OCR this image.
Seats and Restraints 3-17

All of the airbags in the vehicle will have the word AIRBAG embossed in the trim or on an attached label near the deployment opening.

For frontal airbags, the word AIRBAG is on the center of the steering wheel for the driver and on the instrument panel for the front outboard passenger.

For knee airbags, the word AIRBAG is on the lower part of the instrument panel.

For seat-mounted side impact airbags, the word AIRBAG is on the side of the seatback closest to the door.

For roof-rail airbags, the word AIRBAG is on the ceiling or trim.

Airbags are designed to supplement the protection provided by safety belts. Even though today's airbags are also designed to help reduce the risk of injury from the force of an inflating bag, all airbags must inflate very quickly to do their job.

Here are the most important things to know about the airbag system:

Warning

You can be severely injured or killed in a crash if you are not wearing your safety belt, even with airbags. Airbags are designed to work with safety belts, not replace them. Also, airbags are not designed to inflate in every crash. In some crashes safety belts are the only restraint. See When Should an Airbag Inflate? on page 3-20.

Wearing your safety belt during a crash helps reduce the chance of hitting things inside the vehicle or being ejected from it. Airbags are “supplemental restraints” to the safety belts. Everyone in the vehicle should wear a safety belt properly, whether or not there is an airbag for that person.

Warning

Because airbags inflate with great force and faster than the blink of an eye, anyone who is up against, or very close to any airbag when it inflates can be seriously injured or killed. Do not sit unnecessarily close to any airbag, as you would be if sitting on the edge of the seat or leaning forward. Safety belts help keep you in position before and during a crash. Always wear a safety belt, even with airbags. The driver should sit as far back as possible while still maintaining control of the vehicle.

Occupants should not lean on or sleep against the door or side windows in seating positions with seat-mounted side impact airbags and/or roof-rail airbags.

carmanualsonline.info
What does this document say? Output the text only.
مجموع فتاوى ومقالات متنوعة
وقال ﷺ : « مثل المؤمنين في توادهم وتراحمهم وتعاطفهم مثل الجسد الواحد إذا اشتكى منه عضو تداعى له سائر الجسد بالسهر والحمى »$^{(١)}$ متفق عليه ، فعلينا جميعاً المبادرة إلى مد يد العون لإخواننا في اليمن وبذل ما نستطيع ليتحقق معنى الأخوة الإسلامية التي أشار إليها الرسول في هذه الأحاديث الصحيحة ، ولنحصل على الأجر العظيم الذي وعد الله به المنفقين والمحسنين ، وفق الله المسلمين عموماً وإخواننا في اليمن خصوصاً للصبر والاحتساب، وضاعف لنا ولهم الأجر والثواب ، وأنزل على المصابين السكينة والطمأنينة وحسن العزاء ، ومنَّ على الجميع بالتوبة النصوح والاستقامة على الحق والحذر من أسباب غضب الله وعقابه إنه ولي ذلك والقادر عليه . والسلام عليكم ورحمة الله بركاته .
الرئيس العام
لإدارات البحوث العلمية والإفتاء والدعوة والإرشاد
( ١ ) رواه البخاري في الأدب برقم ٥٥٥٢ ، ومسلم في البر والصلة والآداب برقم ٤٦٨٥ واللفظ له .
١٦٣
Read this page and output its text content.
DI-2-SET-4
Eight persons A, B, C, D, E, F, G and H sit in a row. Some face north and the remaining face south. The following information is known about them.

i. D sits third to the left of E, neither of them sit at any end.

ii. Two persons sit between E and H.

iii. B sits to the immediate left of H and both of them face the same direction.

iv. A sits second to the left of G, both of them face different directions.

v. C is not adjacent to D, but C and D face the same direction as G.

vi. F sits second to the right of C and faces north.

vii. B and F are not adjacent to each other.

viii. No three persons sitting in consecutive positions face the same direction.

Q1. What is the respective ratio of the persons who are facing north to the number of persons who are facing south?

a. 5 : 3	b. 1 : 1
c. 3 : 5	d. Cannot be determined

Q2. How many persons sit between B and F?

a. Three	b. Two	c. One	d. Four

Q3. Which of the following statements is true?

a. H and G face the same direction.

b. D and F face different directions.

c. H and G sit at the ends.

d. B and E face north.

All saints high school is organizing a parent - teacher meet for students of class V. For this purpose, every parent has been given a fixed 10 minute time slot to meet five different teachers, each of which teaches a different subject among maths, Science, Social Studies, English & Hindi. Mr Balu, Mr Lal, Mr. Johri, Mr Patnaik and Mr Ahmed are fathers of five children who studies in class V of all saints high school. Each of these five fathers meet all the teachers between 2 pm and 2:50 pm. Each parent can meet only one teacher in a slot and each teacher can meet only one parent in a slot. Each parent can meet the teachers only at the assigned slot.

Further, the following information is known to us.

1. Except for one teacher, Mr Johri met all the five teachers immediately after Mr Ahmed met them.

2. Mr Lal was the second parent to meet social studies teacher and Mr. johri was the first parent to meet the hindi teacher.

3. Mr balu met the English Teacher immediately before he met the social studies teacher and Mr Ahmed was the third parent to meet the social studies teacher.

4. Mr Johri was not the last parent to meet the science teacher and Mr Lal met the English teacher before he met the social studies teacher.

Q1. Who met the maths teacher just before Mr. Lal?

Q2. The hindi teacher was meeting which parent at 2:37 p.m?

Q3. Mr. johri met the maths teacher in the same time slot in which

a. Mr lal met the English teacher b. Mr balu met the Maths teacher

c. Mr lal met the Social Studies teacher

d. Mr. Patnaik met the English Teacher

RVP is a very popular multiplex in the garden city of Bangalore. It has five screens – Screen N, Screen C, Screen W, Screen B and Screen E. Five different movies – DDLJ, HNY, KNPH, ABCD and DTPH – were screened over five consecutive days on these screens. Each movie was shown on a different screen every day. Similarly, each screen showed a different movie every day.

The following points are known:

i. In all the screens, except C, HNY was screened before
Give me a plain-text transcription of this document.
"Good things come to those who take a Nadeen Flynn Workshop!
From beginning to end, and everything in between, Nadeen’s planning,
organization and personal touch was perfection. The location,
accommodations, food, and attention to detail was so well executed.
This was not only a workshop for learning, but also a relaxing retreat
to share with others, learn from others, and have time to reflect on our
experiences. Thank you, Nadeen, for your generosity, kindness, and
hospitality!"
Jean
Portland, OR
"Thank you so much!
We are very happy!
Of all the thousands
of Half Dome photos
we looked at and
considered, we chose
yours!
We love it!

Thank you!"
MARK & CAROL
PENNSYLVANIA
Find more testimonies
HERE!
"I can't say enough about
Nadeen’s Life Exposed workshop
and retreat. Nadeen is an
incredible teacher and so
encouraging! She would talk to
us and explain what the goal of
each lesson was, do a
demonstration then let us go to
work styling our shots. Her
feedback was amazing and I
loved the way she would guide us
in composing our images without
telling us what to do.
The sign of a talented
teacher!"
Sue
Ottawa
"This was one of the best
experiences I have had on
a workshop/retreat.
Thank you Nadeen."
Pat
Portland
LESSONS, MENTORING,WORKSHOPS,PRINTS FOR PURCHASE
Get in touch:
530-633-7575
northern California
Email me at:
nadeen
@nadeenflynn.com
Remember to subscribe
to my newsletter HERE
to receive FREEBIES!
________________________
Task requirements. Each of the records should be retyped exactly.

Output.
OCR this image.
Seats and Restraints 3-17

All of the airbags in the vehicle will have the word AIRBAG embossed in the trim or on an attached label near the deployment opening.

For frontal airbags, the word AIRBAG is on the center of the steering wheel for the driver and on the instrument panel for the front outboard passenger.

For knee airbags, the word AIRBAG is on the lower part of the instrument panel.

For seat-mounted side impact airbags, the word AIRBAG is on the side of the seatback closest to the door.

For roof-rail airbags, the word AIRBAG is on the ceiling or trim.

Airbags are designed to supplement the protection provided by safety belts. Even though today's airbags are also designed to help reduce the risk of injury from the force of an inflating bag, all airbags must inflate very quickly to do their job.

Here are the most important things to know about the airbag system:

Warning

You can be severely injured or killed in a crash if you are not wearing your safety belt, even with airbags. Airbags are designed to work with safety belts, not replace them. Also, airbags are not designed to inflate in every crash. In some crashes safety belts are the only restraint. See When Should an Airbag Inflate? on page 3-20.

Wearing your safety belt during a crash helps reduce the chance of hitting things inside the vehicle or being ejected from it. Airbags are “supplemental restraints” to the safety belts. Everyone in the vehicle should wear a safety belt properly, whether or not there is an airbag for that person.

Warning

Because airbags inflate with great force and faster than the blink of an eye, anyone who is up against, or very close to any airbag when it inflates can be seriously injured or killed. Do not sit unnecessarily close to any airbag, as you would be if sitting on the edge of the seat or leaning forward. Safety belts help keep you in position before and during a crash. Always wear a safety belt, even with airbags. The driver should sit as far back as possible while still maintaining control of the vehicle.

Occupants should not lean on or sleep against the door or side windows in seating positions with seat-mounted side impact airbags and/or roof-rail airbags.

carmanualsonline.info
What does this document say? Output the text only.
مجموع فتاوى ومقالات متنوعة
وقال ﷺ : « مثل المؤمنين في توادهم وتراحمهم وتعاطفهم مثل الجسد الواحد إذا اشتكى منه عضو تداعى له سائر الجسد بالسهر والحمى »$^{(١)}$ متفق عليه ، فعلينا جميعاً المبادرة إلى مد يد العون لإخواننا في اليمن وبذل ما نستطيع ليتحقق معنى الأخوة الإسلامية التي أشار إليها الرسول في هذه الأحاديث الصحيحة ، ولنحصل على الأجر العظيم الذي وعد الله به المنفقين والمحسنين ، وفق الله المسلمين عموماً وإخواننا في اليمن خصوصاً للصبر والاحتساب، وضاعف لنا ولهم الأجر والثواب ، وأنزل على المصابين السكينة والطمأنينة وحسن العزاء ، ومنَّ على الجميع بالتوبة النصوح والاستقامة على الحق والحذر من أسباب غضب الله وعقابه إنه ولي ذلك والقادر عليه . والسلام عليكم ورحمة الله بركاته .
الرئيس العام
لإدارات البحوث العلمية والإفتاء والدعوة والإرشاد
( ١ ) رواه البخاري في الأدب برقم ٥٥٥٢ ، ومسلم في البر والصلة والآداب برقم ٤٦٨٥ واللفظ له .
١٦٣
Read this page and output its text content.
DI-2-SET-4
Eight persons A, B, C, D, E, F, G and H sit in a row. Some face north and the remaining face south. The following information is known about them.

i. D sits third to the left of E, neither of them sit at any end.

ii. Two persons sit between E and H.

iii. B sits to the immediate left of H and both of them face the same direction.

iv. A sits second to the left of G, both of them face different directions.

v. C is not adjacent to D, but C and D face the same direction as G.

vi. F sits second to the right of C and faces north.

vii. B and F are not adjacent to each other.

viii. No three persons sitting in consecutive positions face the same direction.

Q1. What is the respective ratio of the persons who are facing north to the number of persons who are facing south?

a. 5 : 3	b. 1 : 1
c. 3 : 5	d. Cannot be determined

Q2. How many persons sit between B and F?

a. Three	b. Two	c. One	d. Four

Q3. Which of the following statements is true?

a. H and G face the same direction.

b. D and F face different directions.

c. H and G sit at the ends.

d. B and E face north.

All saints high school is organizing a parent - teacher meet for students of class V. For this purpose, every parent has been given a fixed 10 minute time slot to meet five different teachers, each of which teaches a different subject among maths, Science, Social Studies, English & Hindi. Mr Balu, Mr Lal, Mr. Johri, Mr Patnaik and Mr Ahmed are fathers of five children who studies in class V of all saints high school. Each of these five fathers meet all the teachers between 2 pm and 2:50 pm. Each parent can meet only one teacher in a slot and each teacher can meet only one parent in a slot. Each parent can meet the teachers only at the assigned slot.

Further, the following information is known to us.

1. Except for one teacher, Mr Johri met all the five teachers immediately after Mr Ahmed met them.

2. Mr Lal was the second parent to meet social studies teacher and Mr. johri was the first parent to meet the hindi teacher.

3. Mr balu met the English Teacher immediately before he met the social studies teacher and Mr Ahmed was the third parent to meet the social studies teacher.

4. Mr Johri was not the last parent to meet the science teacher and Mr Lal met the English teacher before he met the social studies teacher.

Q1. Who met the maths teacher just before Mr. Lal?

Q2. The hindi teacher was meeting which parent at 2:37 p.m?

Q3. Mr. johri met the maths teacher in the same time slot in which

a. Mr lal met the English teacher b. Mr balu met the Maths teacher

c. Mr lal met the Social Studies teacher

d. Mr. Patnaik met the English Teacher

RVP is a very popular multiplex in the garden city of Bangalore. It has five screens – Screen N, Screen C, Screen W, Screen B and Screen E. Five different movies – DDLJ, HNY, KNPH, ABCD and DTPH – were screened over five consecutive days on these screens. Each movie was shown on a different screen every day. Similarly, each screen showed a different movie every day.

The following points are known:

i. In all the screens, except C, HNY was screened before
Give me a plain-text transcription of this document.
"Good things come to those who take a Nadeen Flynn Workshop!
From beginning to end, and everything in between, Nadeen’s planning,
organization and personal touch was perfection. The location,
accommodations, food, and attention to detail was so well executed.
This was not only a workshop for learning, but also a relaxing retreat
to share with others, learn from others, and have time to reflect on our
experiences. Thank you, Nadeen, for your generosity, kindness, and
hospitality!"
Jean
Portland, OR
"Thank you so much!
We are very happy!
Of all the thousands
of Half Dome photos
we looked at and
considered, we chose
yours!
We love it!

Thank you!"
MARK & CAROL
PENNSYLVANIA
Find more testimonies
HERE!
"I can't say enough about
Nadeen’s Life Exposed workshop
and retreat. Nadeen is an
incredible teacher and so
encouraging! She would talk to
us and explain what the goal of
each lesson was, do a
demonstration then let us go to
work styling our shots. Her
feedback was amazing and I
loved the way she would guide us
in composing our images without
telling us what to do.
The sign of a talented
teacher!"
Sue
Ottawa
"This was one of the best
experiences I have had on
a workshop/retreat.
Thank you Nadeen."
Pat
Portland
LESSONS, MENTORING,WORKSHOPS,PRINTS FOR PURCHASE
Get in touch:
530-633-7575
northern California
Email me at:
nadeen
@nadeenflynn.com
Remember to subscribe
to my newsletter HERE
to receive FREEBIES!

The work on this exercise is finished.